§ YOUR GOAL:
Scan the data below. Pull out each line where "title" occurs.

§ INPUT DATA:
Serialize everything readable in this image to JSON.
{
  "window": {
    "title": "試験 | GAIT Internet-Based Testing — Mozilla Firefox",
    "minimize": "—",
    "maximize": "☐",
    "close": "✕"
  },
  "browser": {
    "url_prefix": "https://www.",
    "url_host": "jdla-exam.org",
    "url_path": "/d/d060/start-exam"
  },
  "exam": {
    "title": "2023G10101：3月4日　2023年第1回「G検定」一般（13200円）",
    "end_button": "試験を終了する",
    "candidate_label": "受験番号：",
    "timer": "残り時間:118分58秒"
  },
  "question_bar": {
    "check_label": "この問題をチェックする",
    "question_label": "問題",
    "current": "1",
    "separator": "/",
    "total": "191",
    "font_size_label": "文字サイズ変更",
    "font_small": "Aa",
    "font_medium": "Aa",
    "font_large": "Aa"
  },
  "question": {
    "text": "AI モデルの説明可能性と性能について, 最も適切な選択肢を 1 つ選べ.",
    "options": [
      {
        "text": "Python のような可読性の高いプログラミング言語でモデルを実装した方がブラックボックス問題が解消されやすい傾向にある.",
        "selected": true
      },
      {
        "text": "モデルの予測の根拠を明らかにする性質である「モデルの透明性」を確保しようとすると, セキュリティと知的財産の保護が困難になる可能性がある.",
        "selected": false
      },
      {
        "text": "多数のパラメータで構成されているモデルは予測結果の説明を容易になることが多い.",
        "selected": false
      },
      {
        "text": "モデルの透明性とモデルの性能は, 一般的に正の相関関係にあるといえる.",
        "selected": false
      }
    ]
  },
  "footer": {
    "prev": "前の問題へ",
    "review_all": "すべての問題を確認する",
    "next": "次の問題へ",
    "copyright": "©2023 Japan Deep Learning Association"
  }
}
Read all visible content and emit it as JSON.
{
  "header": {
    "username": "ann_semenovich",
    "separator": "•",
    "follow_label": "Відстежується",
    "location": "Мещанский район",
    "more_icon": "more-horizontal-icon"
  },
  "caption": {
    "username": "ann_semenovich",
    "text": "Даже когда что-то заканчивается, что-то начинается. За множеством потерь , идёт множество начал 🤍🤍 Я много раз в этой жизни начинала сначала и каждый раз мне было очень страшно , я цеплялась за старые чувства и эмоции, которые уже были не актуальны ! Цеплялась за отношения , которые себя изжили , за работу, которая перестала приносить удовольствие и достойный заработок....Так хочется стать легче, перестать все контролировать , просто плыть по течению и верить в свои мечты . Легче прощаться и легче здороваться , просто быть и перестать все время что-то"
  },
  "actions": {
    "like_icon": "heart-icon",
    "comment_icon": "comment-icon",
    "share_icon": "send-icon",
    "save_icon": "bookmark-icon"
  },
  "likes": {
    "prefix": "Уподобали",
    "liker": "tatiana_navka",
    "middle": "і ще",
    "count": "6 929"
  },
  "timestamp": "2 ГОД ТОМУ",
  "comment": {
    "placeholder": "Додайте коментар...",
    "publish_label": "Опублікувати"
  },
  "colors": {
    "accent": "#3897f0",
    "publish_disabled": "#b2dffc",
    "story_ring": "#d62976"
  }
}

§ SOLUTION TO THIS EXERCISE:
    "title": "試験 | GAIT Internet-Based Testing — Mozilla Firefox",
    "title": "2023G10101：3月4日　2023年第1回「G検定」一般（13200円）",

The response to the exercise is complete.